Records from a data source

# # #

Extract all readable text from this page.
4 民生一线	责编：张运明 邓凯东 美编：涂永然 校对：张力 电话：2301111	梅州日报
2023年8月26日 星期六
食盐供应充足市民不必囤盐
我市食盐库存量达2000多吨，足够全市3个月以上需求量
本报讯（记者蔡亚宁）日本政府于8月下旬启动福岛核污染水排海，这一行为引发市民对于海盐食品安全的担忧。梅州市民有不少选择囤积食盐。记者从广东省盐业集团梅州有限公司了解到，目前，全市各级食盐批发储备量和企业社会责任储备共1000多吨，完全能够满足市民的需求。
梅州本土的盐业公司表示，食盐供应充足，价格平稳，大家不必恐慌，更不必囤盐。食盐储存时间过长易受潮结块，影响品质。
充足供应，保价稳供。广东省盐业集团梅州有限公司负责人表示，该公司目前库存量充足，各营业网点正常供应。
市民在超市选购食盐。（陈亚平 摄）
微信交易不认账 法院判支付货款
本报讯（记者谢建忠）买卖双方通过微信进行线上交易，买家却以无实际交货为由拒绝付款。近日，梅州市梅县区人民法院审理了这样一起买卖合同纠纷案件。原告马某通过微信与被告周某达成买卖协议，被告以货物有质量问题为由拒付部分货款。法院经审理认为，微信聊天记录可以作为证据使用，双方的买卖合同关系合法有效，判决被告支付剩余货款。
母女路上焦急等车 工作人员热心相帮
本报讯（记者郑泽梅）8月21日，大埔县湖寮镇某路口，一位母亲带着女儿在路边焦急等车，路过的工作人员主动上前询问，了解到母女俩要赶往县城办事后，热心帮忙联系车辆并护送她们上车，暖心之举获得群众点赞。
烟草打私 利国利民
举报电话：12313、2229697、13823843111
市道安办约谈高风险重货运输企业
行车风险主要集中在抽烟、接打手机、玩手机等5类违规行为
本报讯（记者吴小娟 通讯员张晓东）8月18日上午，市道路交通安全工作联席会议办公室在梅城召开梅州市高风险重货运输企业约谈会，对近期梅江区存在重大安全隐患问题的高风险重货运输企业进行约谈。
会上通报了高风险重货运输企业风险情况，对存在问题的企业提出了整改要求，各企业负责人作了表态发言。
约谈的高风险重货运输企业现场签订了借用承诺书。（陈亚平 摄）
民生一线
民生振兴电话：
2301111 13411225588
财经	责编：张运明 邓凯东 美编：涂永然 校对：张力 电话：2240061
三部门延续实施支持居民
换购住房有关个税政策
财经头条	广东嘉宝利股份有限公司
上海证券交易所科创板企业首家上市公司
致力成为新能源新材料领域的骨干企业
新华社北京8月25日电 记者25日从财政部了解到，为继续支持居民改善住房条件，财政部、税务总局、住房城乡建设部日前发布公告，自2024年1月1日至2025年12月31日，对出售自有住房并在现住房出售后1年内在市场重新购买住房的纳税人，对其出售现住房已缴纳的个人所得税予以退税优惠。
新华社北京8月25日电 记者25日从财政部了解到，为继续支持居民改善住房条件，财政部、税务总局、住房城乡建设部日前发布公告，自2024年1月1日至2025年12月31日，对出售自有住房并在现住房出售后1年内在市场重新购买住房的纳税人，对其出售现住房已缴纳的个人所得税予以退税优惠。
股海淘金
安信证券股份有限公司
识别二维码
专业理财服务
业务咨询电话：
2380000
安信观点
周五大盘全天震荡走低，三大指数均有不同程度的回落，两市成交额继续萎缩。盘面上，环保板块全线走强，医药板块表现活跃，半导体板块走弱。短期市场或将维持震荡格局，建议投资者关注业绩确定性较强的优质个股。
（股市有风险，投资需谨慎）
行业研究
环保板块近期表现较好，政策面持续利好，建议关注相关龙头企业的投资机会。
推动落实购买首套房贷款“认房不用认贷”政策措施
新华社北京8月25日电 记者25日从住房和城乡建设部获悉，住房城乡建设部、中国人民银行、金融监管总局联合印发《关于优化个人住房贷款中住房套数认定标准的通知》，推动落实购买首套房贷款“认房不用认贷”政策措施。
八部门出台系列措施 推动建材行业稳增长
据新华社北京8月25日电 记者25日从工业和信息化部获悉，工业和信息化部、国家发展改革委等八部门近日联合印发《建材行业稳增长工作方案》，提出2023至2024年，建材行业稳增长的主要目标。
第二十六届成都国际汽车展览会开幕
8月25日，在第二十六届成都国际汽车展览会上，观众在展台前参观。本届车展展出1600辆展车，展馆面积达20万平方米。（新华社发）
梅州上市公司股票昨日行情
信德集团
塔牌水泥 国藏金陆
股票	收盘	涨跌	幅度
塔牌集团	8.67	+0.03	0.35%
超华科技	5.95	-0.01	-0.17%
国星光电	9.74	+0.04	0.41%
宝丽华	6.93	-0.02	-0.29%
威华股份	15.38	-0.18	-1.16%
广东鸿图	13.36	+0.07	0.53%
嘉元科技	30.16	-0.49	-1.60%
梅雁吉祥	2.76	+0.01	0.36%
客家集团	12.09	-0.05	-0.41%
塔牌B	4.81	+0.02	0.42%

# # #

Exercise task: Find the word "推动落实购买首套房贷款" in the material, then list each line that holds it.

The result:
推动落实购买首套房贷款“认房不用认贷”政策措施
新华社北京8月25日电 记者25日从住房和城乡建设部获悉，住房城乡建设部、中国人民银行、金融监管总局联合印发《关于优化个人住房贷款中住房套数认定标准的通知》，推动落实购买首套房贷款“认房不用认贷”政策措施。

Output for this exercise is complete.